What you will do: Reproduce the records below in full and word for word, excluding pictures.

Dataset entries:
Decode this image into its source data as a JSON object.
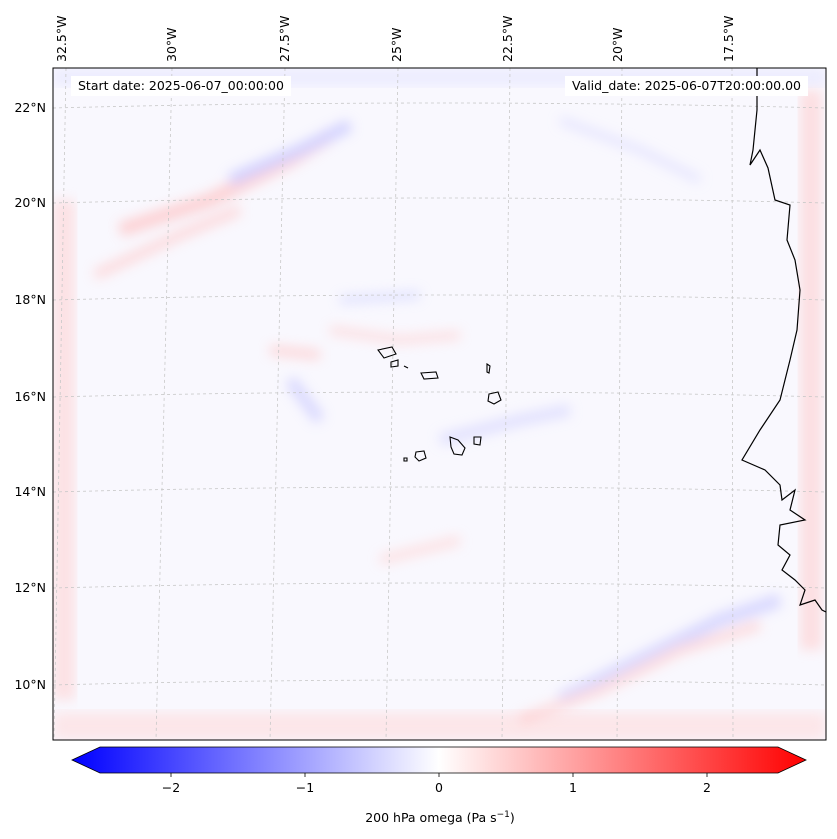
{
  "map": {
    "start_date_label": "Start date: 2025-06-07_00:00:00",
    "valid_date_label": "Valid_date: 2025-06-07T20:00:00.00",
    "lon_labels": [
      "32.5°W",
      "30°W",
      "27.5°W",
      "25°W",
      "22.5°W",
      "20°W",
      "17.5°W"
    ],
    "lat_labels": [
      "22°N",
      "20°N",
      "18°N",
      "16°N",
      "14°N",
      "12°N",
      "10°N"
    ],
    "colors": {
      "negative": "#0000ff",
      "neutral": "#ffffff",
      "positive": "#ff0000",
      "coastline": "#000000",
      "gridline": "#bbbbbb"
    }
  },
  "colorbar": {
    "ticks": [
      "−2",
      "−1",
      "0",
      "1",
      "2"
    ],
    "label": "200 hPa omega (Pa s",
    "label_exp": "−1",
    "label_close": ")"
  }
}
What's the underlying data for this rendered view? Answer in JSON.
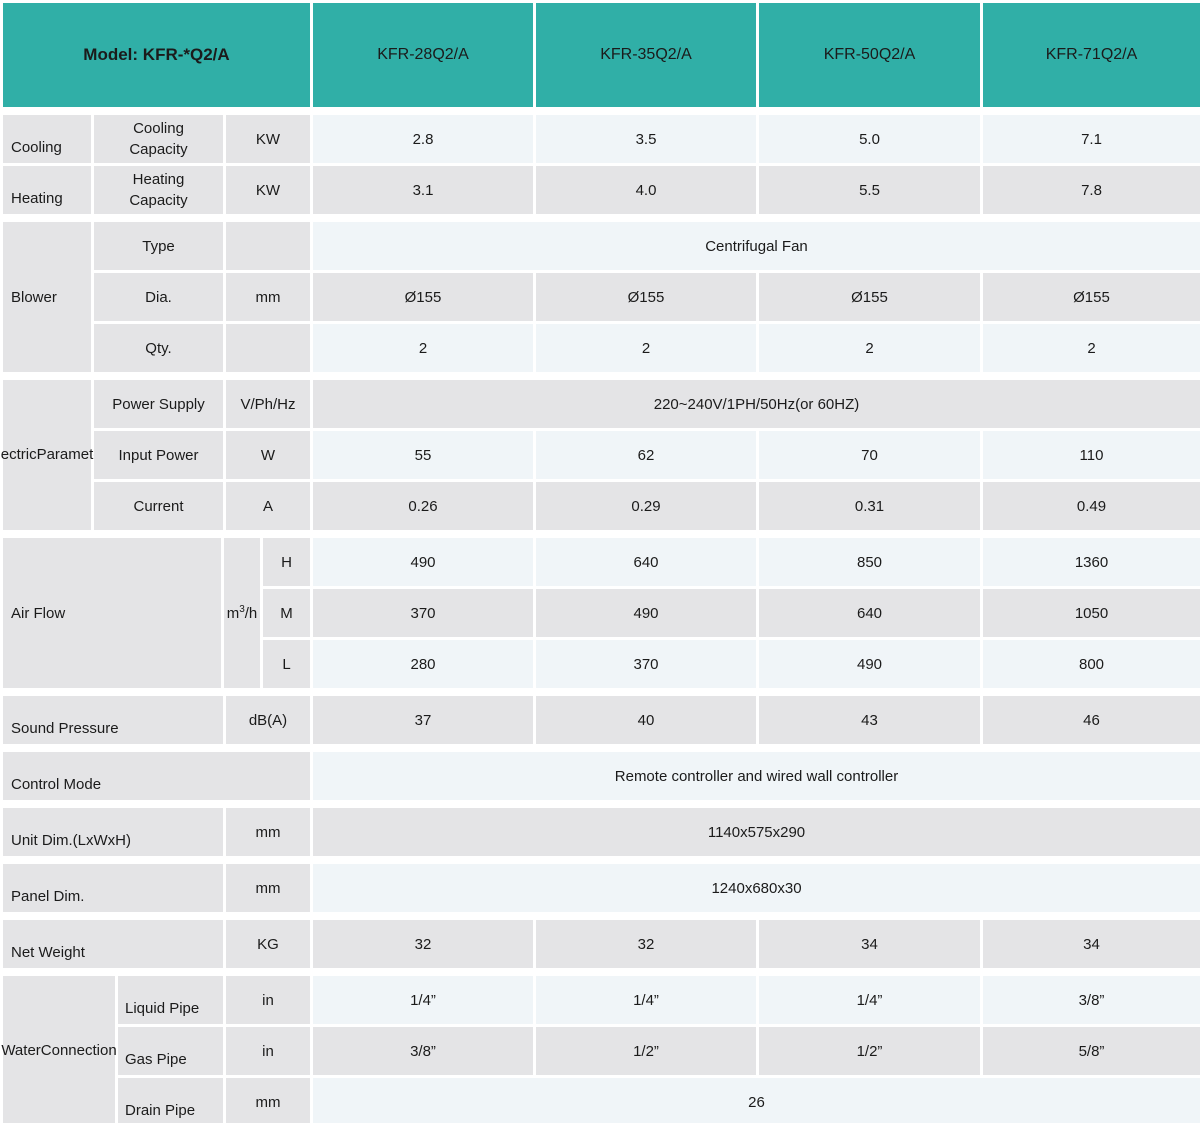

Response to this exercise:
Decode this image into its source data as a JSON object.
{
  "map": {
    "start_date_label": "Start date: 2025-06-07_00:00:00",
    "valid_date_label": "Valid_date: 2025-06-07T20:00:00.00",
    "lon_labels": [
      "32.5°W",
      "30°W",
      "27.5°W",
      "25°W",
      "22.5°W",
      "20°W",
      "17.5°W"
    ],
    "lat_labels": [
      "22°N",
      "20°N",
      "18°N",
      "16°N",
      "14°N",
      "12°N",
      "10°N"
    ],
    "colors": {
      "negative": "#0000ff",
      "neutral": "#ffffff",
      "positive": "#ff0000",
      "coastline": "#000000",
      "gridline": "#bbbbbb"
    }
  },
  "colorbar": {
    "ticks": [
      "−2",
      "−1",
      "0",
      "1",
      "2"
    ],
    "label": "200 hPa omega (Pa s",
    "label_exp": "−1",
    "label_close": ")"
  }
}
What's the underlying data for this rendered view? Answer in JSON.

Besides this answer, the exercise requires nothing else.